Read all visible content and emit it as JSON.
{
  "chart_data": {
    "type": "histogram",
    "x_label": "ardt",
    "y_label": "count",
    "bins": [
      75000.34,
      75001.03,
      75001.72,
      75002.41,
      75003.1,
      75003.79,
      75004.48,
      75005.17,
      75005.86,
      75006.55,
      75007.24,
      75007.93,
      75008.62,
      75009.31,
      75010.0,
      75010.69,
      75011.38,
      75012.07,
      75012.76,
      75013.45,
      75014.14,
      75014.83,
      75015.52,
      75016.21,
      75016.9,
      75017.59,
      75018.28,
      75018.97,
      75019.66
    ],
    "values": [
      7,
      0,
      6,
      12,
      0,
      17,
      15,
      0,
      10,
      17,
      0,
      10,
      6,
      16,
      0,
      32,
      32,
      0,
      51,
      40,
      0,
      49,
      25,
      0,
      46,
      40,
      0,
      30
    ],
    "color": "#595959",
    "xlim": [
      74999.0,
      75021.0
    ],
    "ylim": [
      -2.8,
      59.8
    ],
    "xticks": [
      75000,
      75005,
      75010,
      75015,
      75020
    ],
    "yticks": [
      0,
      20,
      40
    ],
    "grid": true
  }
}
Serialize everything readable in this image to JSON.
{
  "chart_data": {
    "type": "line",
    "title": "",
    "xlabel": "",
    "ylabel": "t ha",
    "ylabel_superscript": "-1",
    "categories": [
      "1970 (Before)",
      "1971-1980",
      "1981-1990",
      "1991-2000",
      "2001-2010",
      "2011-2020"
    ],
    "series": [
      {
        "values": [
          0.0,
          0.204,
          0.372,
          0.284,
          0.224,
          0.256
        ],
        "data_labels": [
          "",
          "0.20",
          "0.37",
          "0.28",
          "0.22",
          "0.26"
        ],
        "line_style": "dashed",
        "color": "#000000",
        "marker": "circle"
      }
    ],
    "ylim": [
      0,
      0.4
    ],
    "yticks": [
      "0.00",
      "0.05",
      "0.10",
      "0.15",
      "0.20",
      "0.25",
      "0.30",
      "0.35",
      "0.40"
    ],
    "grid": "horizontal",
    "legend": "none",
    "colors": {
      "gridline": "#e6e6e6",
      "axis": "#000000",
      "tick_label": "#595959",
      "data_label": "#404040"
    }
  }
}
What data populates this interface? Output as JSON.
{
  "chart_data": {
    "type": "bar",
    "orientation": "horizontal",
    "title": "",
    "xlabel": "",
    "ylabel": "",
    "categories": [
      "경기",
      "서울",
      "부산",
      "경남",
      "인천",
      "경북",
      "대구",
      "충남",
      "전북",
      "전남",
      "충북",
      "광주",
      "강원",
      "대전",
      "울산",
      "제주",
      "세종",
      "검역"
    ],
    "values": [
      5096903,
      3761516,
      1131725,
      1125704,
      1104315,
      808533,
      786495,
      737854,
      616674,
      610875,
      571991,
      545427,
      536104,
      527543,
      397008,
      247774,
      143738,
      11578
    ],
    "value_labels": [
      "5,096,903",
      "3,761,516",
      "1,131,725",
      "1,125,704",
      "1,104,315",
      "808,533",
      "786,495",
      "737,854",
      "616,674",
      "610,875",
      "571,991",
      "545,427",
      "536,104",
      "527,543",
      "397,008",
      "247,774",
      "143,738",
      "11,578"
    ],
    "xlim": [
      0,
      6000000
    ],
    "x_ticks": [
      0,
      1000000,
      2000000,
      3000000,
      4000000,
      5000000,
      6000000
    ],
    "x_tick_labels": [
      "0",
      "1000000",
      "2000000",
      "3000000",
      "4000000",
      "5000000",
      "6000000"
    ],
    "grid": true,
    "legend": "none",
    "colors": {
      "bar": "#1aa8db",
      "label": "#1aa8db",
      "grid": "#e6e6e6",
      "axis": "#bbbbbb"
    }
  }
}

Problem requirements: Look through the entries above; copy each line where the string "this" appears.

Written response:
Serialize everything readable in this image to JSON.
What data populates this interface? Output as JSON.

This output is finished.